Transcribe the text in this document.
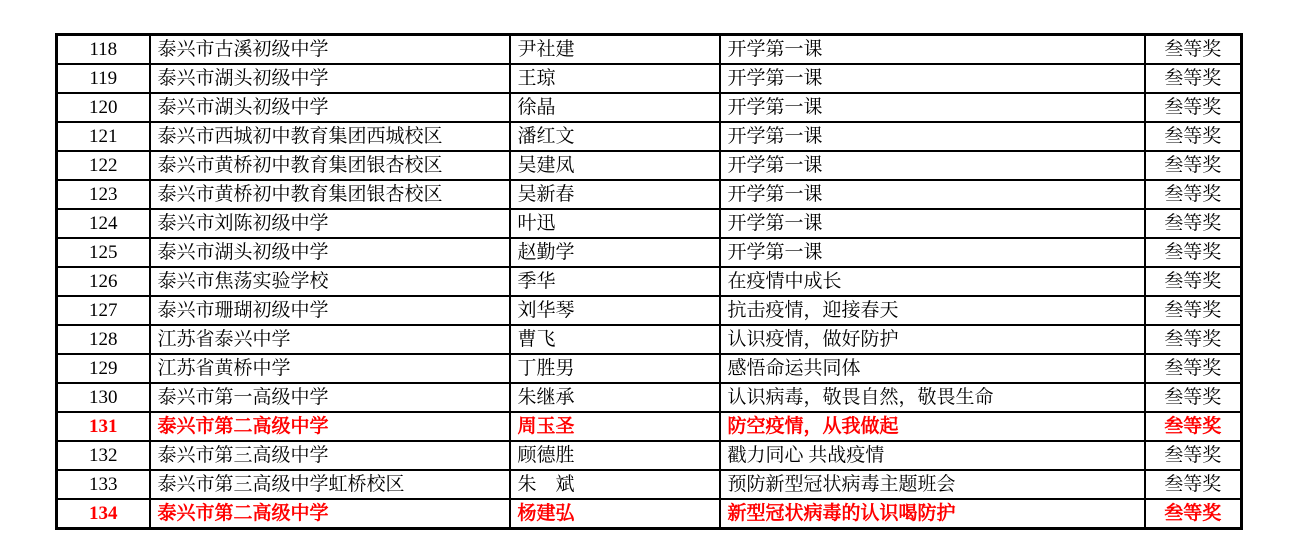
118	泰兴市古溪初级中学	尹社建	开学第一课	叁等奖
119	泰兴市湖头初级中学	王琼	开学第一课	叁等奖
120	泰兴市湖头初级中学	徐晶	开学第一课	叁等奖
121	泰兴市西城初中教育集团西城校区	潘红文	开学第一课	叁等奖
122	泰兴市黄桥初中教育集团银杏校区	吴建凤	开学第一课	叁等奖
123	泰兴市黄桥初中教育集团银杏校区	吴新春	开学第一课	叁等奖
124	泰兴市刘陈初级中学	叶迅	开学第一课	叁等奖
125	泰兴市湖头初级中学	赵勤学	开学第一课	叁等奖
126	泰兴市焦荡实验学校	季华	在疫情中成长	叁等奖
127	泰兴市珊瑚初级中学	刘华琴	抗击疫情，迎接春天	叁等奖
128	江苏省泰兴中学	曹飞	认识疫情，做好防护	叁等奖
129	江苏省黄桥中学	丁胜男	感悟命运共同体	叁等奖
130	泰兴市第一高级中学	朱继承	认识病毒，敬畏自然，敬畏生命	叁等奖
131	泰兴市第二高级中学	周玉圣	防空疫情，从我做起	叁等奖
132	泰兴市第三高级中学	顾德胜	戳力同心 共战疫情	叁等奖
133	泰兴市第三高级中学虹桥校区	朱　斌	预防新型冠状病毒主题班会	叁等奖
134	泰兴市第二高级中学	杨建弘	新型冠状病毒的认识喝防护	叁等奖
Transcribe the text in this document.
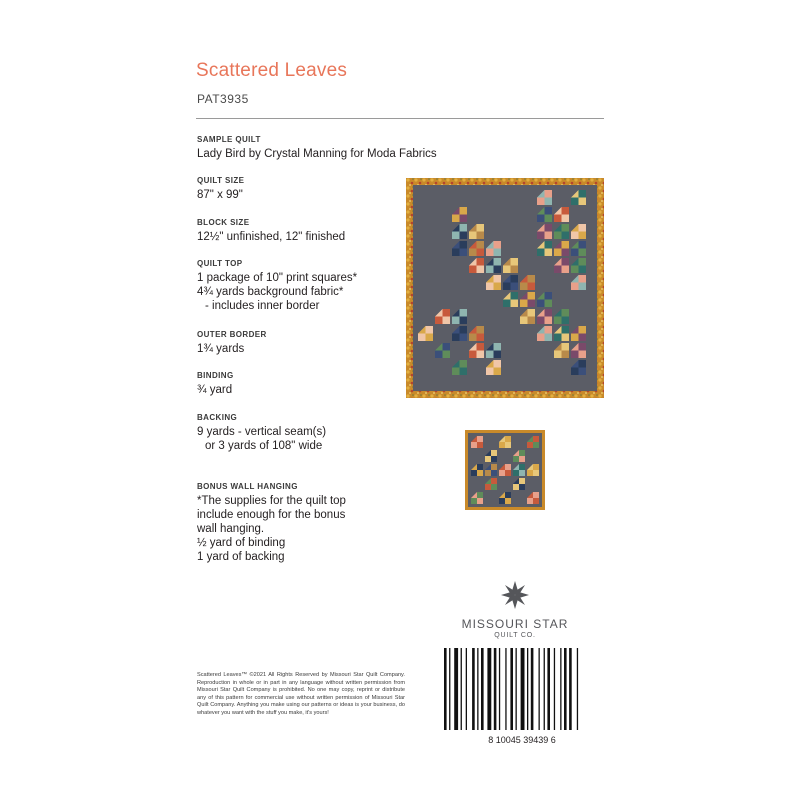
Scattered Leaves
PAT3935
SAMPLE QUILT
Lady Bird by Crystal Manning for Moda Fabrics
QUILT SIZE
87" x 99"
BLOCK SIZE
12½" unfinished, 12" finished
QUILT TOP
1 package of 10" print squares*
4¾ yards background fabric*
- includes inner border
OUTER BORDER
1¾ yards
BINDING
¾ yard
BACKING
9 yards - vertical seam(s)
or 3 yards of 108" wide
BONUS WALL HANGING
*The supplies for the quilt top
include enough for the bonus
wall hanging.
½ yard of binding
1 yard of backing
MISSOURI STAR
QUILT CO.
Scattered Leaves™ ©2021 All Rights Reserved by Missouri Star Quilt Company. Reproduction in whole or in part in any language without written permission from Missouri Star Quilt Company is prohibited. No one may copy, reprint or distribute any of this pattern for commercial use without written permission of Missouri Star Quilt Company. Anything you make using our patterns or ideas is your business, do whatever you want with the stuff you make, it's yours!
8 10045 39439 6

==================================================

### The problem
All the records need to be repeated exactly, with the images dropped.

### Output of the exercise
Transcribe the text in this document.
118	泰兴市古溪初级中学	尹社建	开学第一课	叁等奖
119	泰兴市湖头初级中学	王琼	开学第一课	叁等奖
120	泰兴市湖头初级中学	徐晶	开学第一课	叁等奖
121	泰兴市西城初中教育集团西城校区	潘红文	开学第一课	叁等奖
122	泰兴市黄桥初中教育集团银杏校区	吴建凤	开学第一课	叁等奖
123	泰兴市黄桥初中教育集团银杏校区	吴新春	开学第一课	叁等奖
124	泰兴市刘陈初级中学	叶迅	开学第一课	叁等奖
125	泰兴市湖头初级中学	赵勤学	开学第一课	叁等奖
126	泰兴市焦荡实验学校	季华	在疫情中成长	叁等奖
127	泰兴市珊瑚初级中学	刘华琴	抗击疫情，迎接春天	叁等奖
128	江苏省泰兴中学	曹飞	认识疫情，做好防护	叁等奖
129	江苏省黄桥中学	丁胜男	感悟命运共同体	叁等奖
130	泰兴市第一高级中学	朱继承	认识病毒，敬畏自然，敬畏生命	叁等奖
131	泰兴市第二高级中学	周玉圣	防空疫情，从我做起	叁等奖
132	泰兴市第三高级中学	顾德胜	戳力同心 共战疫情	叁等奖
133	泰兴市第三高级中学虹桥校区	朱　斌	预防新型冠状病毒主题班会	叁等奖
134	泰兴市第二高级中学	杨建弘	新型冠状病毒的认识喝防护	叁等奖
Transcribe the text in this document.
Scattered Leaves
PAT3935
SAMPLE QUILT
Lady Bird by Crystal Manning for Moda Fabrics
QUILT SIZE
87" x 99"
BLOCK SIZE
12½" unfinished, 12" finished
QUILT TOP
1 package of 10" print squares*
4¾ yards background fabric*
- includes inner border
OUTER BORDER
1¾ yards
BINDING
¾ yard
BACKING
9 yards - vertical seam(s)
or 3 yards of 108" wide
BONUS WALL HANGING
*The supplies for the quilt top
include enough for the bonus
wall hanging.
½ yard of binding
1 yard of backing
MISSOURI STAR
QUILT CO.
Scattered Leaves™ ©2021 All Rights Reserved by Missouri Star Quilt Company. Reproduction in whole or in part in any language without written permission from Missouri Star Quilt Company is prohibited. No one may copy, reprint or distribute any of this pattern for commercial use without written permission of Missouri Star Quilt Company. Anything you make using our patterns or ideas is your business, do whatever you want with the stuff you make, it's yours!
8 10045 39439 6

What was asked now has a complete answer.